● WRITTEN REQUEST
Extract the listing in its entirety, keeping each line identical to the original.

====== DATA SECTION

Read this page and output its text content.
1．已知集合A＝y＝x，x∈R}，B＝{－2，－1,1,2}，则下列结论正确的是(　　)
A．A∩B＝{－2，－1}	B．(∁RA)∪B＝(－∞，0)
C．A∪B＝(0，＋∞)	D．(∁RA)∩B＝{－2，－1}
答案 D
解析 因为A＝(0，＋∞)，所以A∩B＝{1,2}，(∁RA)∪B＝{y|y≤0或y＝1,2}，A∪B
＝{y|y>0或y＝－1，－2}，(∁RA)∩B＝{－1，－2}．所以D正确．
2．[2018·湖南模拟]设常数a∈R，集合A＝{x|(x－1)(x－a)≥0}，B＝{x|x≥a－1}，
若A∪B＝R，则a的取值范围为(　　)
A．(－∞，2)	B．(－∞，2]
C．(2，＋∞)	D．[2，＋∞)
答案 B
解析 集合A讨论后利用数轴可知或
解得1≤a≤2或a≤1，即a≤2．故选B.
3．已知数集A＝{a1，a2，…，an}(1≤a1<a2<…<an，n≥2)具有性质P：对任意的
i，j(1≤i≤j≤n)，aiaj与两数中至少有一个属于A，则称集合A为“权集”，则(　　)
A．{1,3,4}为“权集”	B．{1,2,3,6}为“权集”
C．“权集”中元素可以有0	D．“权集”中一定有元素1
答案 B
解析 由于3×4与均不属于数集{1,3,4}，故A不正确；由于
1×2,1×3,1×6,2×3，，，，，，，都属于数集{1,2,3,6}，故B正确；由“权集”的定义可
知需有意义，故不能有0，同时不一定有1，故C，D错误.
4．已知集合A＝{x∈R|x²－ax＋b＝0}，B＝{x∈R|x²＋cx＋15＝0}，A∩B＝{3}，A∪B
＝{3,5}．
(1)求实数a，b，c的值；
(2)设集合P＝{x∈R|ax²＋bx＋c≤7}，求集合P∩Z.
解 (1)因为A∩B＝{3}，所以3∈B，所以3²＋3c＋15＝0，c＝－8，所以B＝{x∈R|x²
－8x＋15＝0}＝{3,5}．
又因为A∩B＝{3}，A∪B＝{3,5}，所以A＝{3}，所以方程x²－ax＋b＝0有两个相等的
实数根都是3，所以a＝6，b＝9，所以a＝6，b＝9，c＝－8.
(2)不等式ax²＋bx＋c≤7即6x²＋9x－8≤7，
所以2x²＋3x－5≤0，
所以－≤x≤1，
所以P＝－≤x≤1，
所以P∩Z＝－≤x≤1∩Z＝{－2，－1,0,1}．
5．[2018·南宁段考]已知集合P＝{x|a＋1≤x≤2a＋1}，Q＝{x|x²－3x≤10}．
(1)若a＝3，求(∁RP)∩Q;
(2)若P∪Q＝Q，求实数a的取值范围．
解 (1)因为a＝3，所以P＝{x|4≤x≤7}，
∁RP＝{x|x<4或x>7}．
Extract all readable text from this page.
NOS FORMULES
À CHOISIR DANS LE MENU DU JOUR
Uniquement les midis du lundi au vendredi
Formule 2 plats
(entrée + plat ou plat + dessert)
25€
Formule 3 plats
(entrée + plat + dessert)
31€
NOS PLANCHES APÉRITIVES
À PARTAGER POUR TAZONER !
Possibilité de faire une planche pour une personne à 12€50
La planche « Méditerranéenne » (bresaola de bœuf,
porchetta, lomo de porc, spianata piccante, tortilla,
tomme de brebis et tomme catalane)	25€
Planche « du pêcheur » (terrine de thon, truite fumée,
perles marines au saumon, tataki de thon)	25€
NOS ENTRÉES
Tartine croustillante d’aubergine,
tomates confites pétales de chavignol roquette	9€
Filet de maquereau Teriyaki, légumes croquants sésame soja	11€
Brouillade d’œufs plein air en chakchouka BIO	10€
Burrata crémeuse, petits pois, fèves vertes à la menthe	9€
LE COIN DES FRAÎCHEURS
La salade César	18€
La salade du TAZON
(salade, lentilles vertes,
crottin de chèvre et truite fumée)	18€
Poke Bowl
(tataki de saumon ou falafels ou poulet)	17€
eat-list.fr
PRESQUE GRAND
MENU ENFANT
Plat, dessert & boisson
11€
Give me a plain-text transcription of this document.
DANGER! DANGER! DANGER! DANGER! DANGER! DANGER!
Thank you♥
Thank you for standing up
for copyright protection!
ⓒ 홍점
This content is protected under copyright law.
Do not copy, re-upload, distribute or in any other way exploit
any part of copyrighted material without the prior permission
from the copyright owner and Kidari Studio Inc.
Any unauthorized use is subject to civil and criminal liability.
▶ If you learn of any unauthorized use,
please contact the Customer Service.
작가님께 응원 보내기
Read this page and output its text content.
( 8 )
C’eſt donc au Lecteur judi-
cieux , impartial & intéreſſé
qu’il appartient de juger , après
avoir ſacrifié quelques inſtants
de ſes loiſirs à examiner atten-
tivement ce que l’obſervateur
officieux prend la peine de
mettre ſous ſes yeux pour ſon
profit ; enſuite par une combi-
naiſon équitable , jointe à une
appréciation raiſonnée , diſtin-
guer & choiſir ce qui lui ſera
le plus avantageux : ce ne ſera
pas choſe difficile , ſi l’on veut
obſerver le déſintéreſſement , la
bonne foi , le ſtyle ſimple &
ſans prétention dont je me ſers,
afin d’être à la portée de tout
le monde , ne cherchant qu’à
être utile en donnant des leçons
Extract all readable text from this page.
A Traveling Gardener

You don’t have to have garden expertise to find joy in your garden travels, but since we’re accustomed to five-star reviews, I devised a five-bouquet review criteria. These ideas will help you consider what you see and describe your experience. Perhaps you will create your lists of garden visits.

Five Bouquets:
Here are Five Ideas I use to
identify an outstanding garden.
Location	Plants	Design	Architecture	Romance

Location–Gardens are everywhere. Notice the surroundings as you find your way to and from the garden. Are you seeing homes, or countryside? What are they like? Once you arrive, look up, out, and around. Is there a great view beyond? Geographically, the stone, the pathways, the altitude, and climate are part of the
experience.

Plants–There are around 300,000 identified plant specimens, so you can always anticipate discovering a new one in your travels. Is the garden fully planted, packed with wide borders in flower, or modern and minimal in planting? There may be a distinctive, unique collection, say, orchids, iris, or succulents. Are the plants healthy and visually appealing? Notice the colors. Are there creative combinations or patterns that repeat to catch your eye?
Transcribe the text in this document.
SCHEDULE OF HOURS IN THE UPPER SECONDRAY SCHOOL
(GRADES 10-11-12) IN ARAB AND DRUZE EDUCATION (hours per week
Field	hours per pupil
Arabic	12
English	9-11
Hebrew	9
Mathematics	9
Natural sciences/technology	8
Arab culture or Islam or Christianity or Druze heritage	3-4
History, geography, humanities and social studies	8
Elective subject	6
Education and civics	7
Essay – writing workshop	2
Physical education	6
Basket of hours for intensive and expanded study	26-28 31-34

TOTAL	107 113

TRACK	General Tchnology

============

● THE COMPLETED TASK
Read this page and output its text content.
1．已知集合A＝y＝x，x∈R}，B＝{－2，－1,1,2}，则下列结论正确的是(　　)
A．A∩B＝{－2，－1}	B．(∁RA)∪B＝(－∞，0)
C．A∪B＝(0，＋∞)	D．(∁RA)∩B＝{－2，－1}
答案 D
解析 因为A＝(0，＋∞)，所以A∩B＝{1,2}，(∁RA)∪B＝{y|y≤0或y＝1,2}，A∪B
＝{y|y>0或y＝－1，－2}，(∁RA)∩B＝{－1，－2}．所以D正确．
2．[2018·湖南模拟]设常数a∈R，集合A＝{x|(x－1)(x－a)≥0}，B＝{x|x≥a－1}，
若A∪B＝R，则a的取值范围为(　　)
A．(－∞，2)	B．(－∞，2]
C．(2，＋∞)	D．[2，＋∞)
答案 B
解析 集合A讨论后利用数轴可知或
解得1≤a≤2或a≤1，即a≤2．故选B.
3．已知数集A＝{a1，a2，…，an}(1≤a1<a2<…<an，n≥2)具有性质P：对任意的
i，j(1≤i≤j≤n)，aiaj与两数中至少有一个属于A，则称集合A为“权集”，则(　　)
A．{1,3,4}为“权集”	B．{1,2,3,6}为“权集”
C．“权集”中元素可以有0	D．“权集”中一定有元素1
答案 B
解析 由于3×4与均不属于数集{1,3,4}，故A不正确；由于
1×2,1×3,1×6,2×3，，，，，，，都属于数集{1,2,3,6}，故B正确；由“权集”的定义可
知需有意义，故不能有0，同时不一定有1，故C，D错误.
4．已知集合A＝{x∈R|x²－ax＋b＝0}，B＝{x∈R|x²＋cx＋15＝0}，A∩B＝{3}，A∪B
＝{3,5}．
(1)求实数a，b，c的值；
(2)设集合P＝{x∈R|ax²＋bx＋c≤7}，求集合P∩Z.
解 (1)因为A∩B＝{3}，所以3∈B，所以3²＋3c＋15＝0，c＝－8，所以B＝{x∈R|x²
－8x＋15＝0}＝{3,5}．
又因为A∩B＝{3}，A∪B＝{3,5}，所以A＝{3}，所以方程x²－ax＋b＝0有两个相等的
实数根都是3，所以a＝6，b＝9，所以a＝6，b＝9，c＝－8.
(2)不等式ax²＋bx＋c≤7即6x²＋9x－8≤7，
所以2x²＋3x－5≤0，
所以－≤x≤1，
所以P＝－≤x≤1，
所以P∩Z＝－≤x≤1∩Z＝{－2，－1,0,1}．
5．[2018·南宁段考]已知集合P＝{x|a＋1≤x≤2a＋1}，Q＝{x|x²－3x≤10}．
(1)若a＝3，求(∁RP)∩Q;
(2)若P∪Q＝Q，求实数a的取值范围．
解 (1)因为a＝3，所以P＝{x|4≤x≤7}，
∁RP＝{x|x<4或x>7}．
Extract all readable text from this page.
NOS FORMULES
À CHOISIR DANS LE MENU DU JOUR
Uniquement les midis du lundi au vendredi
Formule 2 plats
(entrée + plat ou plat + dessert)
25€
Formule 3 plats
(entrée + plat + dessert)
31€
NOS PLANCHES APÉRITIVES
À PARTAGER POUR TAZONER !
Possibilité de faire une planche pour une personne à 12€50
La planche « Méditerranéenne » (bresaola de bœuf,
porchetta, lomo de porc, spianata piccante, tortilla,
tomme de brebis et tomme catalane)	25€
Planche « du pêcheur » (terrine de thon, truite fumée,
perles marines au saumon, tataki de thon)	25€
NOS ENTRÉES
Tartine croustillante d’aubergine,
tomates confites pétales de chavignol roquette	9€
Filet de maquereau Teriyaki, légumes croquants sésame soja	11€
Brouillade d’œufs plein air en chakchouka BIO	10€
Burrata crémeuse, petits pois, fèves vertes à la menthe	9€
LE COIN DES FRAÎCHEURS
La salade César	18€
La salade du TAZON
(salade, lentilles vertes,
crottin de chèvre et truite fumée)	18€
Poke Bowl
(tataki de saumon ou falafels ou poulet)	17€
eat-list.fr
PRESQUE GRAND
MENU ENFANT
Plat, dessert & boisson
11€
Give me a plain-text transcription of this document.
DANGER! DANGER! DANGER! DANGER! DANGER! DANGER!
Thank you♥
Thank you for standing up
for copyright protection!
ⓒ 홍점
This content is protected under copyright law.
Do not copy, re-upload, distribute or in any other way exploit
any part of copyrighted material without the prior permission
from the copyright owner and Kidari Studio Inc.
Any unauthorized use is subject to civil and criminal liability.
▶ If you learn of any unauthorized use,
please contact the Customer Service.
작가님께 응원 보내기
Read this page and output its text content.
( 8 )
C’eſt donc au Lecteur judi-
cieux , impartial & intéreſſé
qu’il appartient de juger , après
avoir ſacrifié quelques inſtants
de ſes loiſirs à examiner atten-
tivement ce que l’obſervateur
officieux prend la peine de
mettre ſous ſes yeux pour ſon
profit ; enſuite par une combi-
naiſon équitable , jointe à une
appréciation raiſonnée , diſtin-
guer & choiſir ce qui lui ſera
le plus avantageux : ce ne ſera
pas choſe difficile , ſi l’on veut
obſerver le déſintéreſſement , la
bonne foi , le ſtyle ſimple &
ſans prétention dont je me ſers,
afin d’être à la portée de tout
le monde , ne cherchant qu’à
être utile en donnant des leçons
Extract all readable text from this page.
A Traveling Gardener

You don’t have to have garden expertise to find joy in your garden travels, but since we’re accustomed to five-star reviews, I devised a five-bouquet review criteria. These ideas will help you consider what you see and describe your experience. Perhaps you will create your lists of garden visits.

Five Bouquets:
Here are Five Ideas I use to
identify an outstanding garden.
Location	Plants	Design	Architecture	Romance

Location–Gardens are everywhere. Notice the surroundings as you find your way to and from the garden. Are you seeing homes, or countryside? What are they like? Once you arrive, look up, out, and around. Is there a great view beyond? Geographically, the stone, the pathways, the altitude, and climate are part of the
experience.

Plants–There are around 300,000 identified plant specimens, so you can always anticipate discovering a new one in your travels. Is the garden fully planted, packed with wide borders in flower, or modern and minimal in planting? There may be a distinctive, unique collection, say, orchids, iris, or succulents. Are the plants healthy and visually appealing? Notice the colors. Are there creative combinations or patterns that repeat to catch your eye?
Transcribe the text in this document.
SCHEDULE OF HOURS IN THE UPPER SECONDRAY SCHOOL
(GRADES 10-11-12) IN ARAB AND DRUZE EDUCATION (hours per week
Field	hours per pupil
Arabic	12
English	9-11
Hebrew	9
Mathematics	9
Natural sciences/technology	8
Arab culture or Islam or Christianity or Druze heritage	3-4
History, geography, humanities and social studies	8
Elective subject	6
Education and civics	7
Essay – writing workshop	2
Physical education	6
Basket of hours for intensive and expanded study	26-28 31-34

TOTAL	107 113

TRACK	General Tchnology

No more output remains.